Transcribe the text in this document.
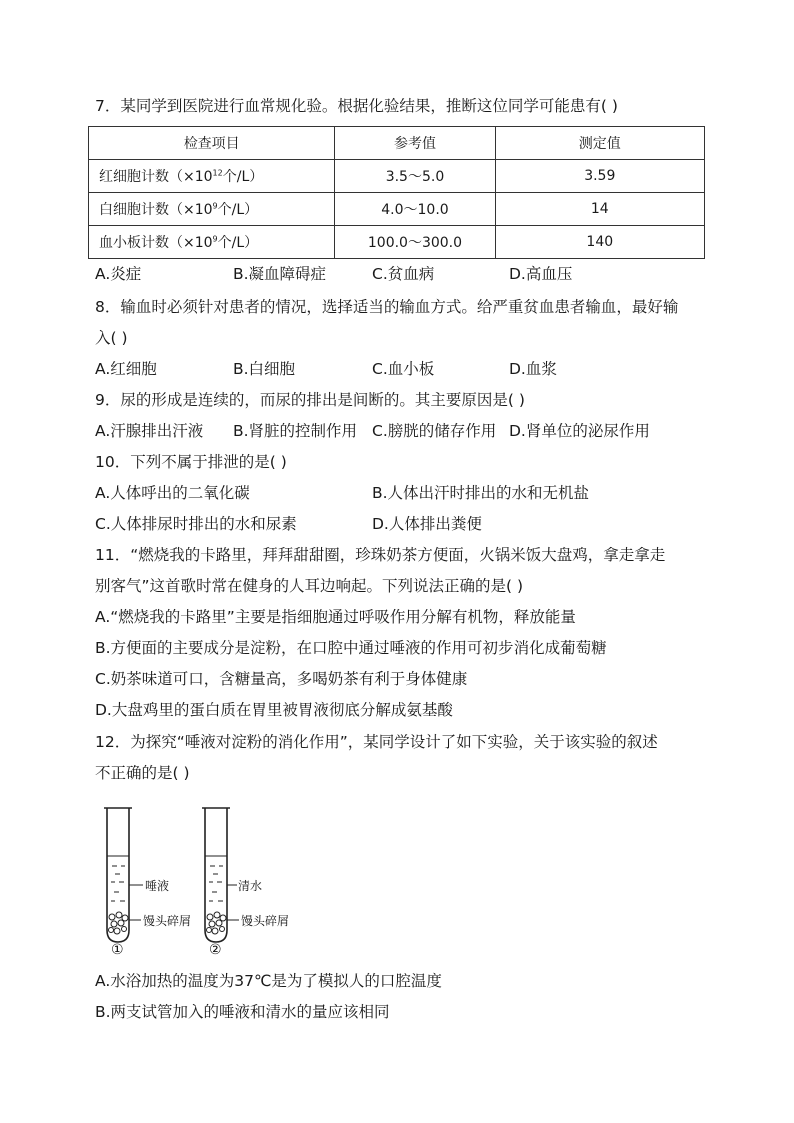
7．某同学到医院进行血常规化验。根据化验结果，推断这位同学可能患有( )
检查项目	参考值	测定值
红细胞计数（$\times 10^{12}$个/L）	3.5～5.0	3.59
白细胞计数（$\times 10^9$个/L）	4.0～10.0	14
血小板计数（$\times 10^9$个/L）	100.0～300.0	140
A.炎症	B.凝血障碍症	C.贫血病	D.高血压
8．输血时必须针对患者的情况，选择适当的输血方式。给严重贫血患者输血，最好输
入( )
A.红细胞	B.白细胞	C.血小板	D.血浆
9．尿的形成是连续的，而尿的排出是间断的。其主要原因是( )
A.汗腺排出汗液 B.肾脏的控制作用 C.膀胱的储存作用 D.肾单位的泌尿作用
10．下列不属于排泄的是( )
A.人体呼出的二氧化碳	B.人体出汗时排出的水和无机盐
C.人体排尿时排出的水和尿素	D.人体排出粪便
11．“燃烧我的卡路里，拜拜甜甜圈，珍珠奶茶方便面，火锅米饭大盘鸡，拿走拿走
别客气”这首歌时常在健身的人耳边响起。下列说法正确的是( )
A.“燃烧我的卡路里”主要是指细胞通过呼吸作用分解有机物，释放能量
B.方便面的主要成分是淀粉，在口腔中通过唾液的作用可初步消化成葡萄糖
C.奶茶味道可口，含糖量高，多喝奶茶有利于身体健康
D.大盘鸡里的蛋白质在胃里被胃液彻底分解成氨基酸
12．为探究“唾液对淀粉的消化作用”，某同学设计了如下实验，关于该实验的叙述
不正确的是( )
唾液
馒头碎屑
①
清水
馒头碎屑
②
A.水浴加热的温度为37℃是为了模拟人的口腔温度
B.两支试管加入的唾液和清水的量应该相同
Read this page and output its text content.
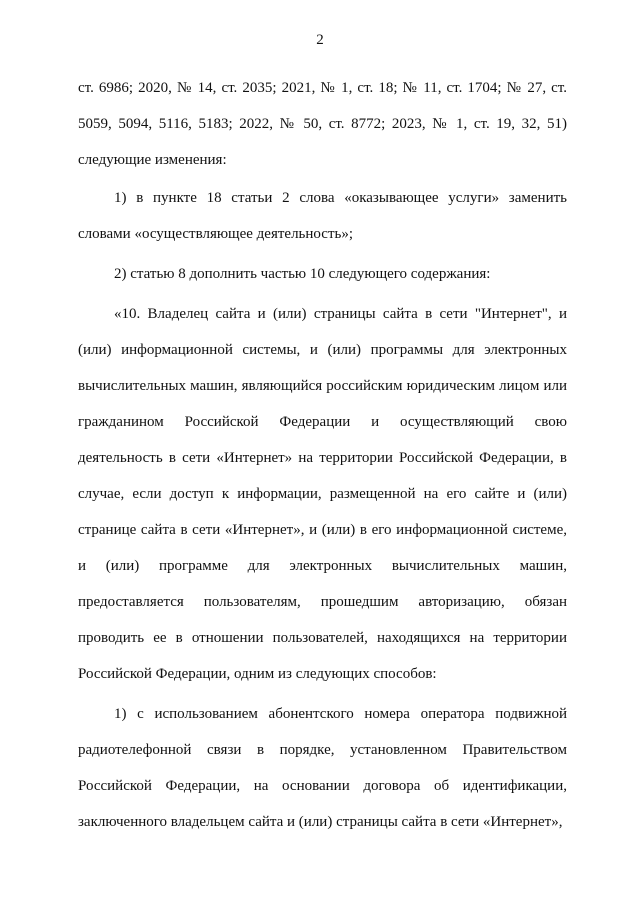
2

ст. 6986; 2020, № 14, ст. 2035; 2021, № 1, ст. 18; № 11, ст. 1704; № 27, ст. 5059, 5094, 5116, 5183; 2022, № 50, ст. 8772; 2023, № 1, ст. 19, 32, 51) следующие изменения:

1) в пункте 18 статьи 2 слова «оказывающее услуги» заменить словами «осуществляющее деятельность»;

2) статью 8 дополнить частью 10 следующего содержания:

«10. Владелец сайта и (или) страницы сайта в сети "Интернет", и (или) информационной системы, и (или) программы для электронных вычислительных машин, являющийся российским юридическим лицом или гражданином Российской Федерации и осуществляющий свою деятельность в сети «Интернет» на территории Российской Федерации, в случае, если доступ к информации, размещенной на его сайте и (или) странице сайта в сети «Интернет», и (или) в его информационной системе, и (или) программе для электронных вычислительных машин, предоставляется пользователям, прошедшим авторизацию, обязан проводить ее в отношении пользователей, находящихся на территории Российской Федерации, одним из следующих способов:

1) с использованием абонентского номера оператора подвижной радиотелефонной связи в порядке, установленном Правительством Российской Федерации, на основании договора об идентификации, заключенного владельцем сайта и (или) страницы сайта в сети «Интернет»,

_____

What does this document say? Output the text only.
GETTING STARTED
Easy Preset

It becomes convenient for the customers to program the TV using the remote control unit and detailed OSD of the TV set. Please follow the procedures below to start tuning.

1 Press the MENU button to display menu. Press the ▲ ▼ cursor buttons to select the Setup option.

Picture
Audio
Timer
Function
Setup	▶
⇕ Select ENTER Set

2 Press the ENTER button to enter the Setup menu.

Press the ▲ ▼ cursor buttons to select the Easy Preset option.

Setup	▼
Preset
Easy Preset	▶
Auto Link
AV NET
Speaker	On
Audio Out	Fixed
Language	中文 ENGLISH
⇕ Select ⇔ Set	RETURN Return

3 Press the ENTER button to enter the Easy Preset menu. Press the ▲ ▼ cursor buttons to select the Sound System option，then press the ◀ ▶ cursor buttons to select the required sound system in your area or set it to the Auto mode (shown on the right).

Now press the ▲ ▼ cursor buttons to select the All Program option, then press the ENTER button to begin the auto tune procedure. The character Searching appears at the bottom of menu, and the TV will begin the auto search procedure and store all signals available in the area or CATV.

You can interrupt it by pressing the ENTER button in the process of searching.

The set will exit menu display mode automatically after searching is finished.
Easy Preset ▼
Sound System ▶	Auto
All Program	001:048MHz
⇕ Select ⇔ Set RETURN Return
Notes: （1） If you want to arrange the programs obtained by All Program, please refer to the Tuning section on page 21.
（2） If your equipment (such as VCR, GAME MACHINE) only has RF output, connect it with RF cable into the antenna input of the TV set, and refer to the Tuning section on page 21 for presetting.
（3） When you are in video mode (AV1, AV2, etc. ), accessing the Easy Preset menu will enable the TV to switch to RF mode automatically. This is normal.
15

_____

Problem description ▸ Show each line of the data that contains the string "automatically".

Response for this exercise ▸
The set will exit menu display mode automatically after searching is finished.
（3） When you are in video mode (AV1, AV2, etc. ), accessing the Easy Preset menu will enable the TV to switch to RF mode automatically. This is normal.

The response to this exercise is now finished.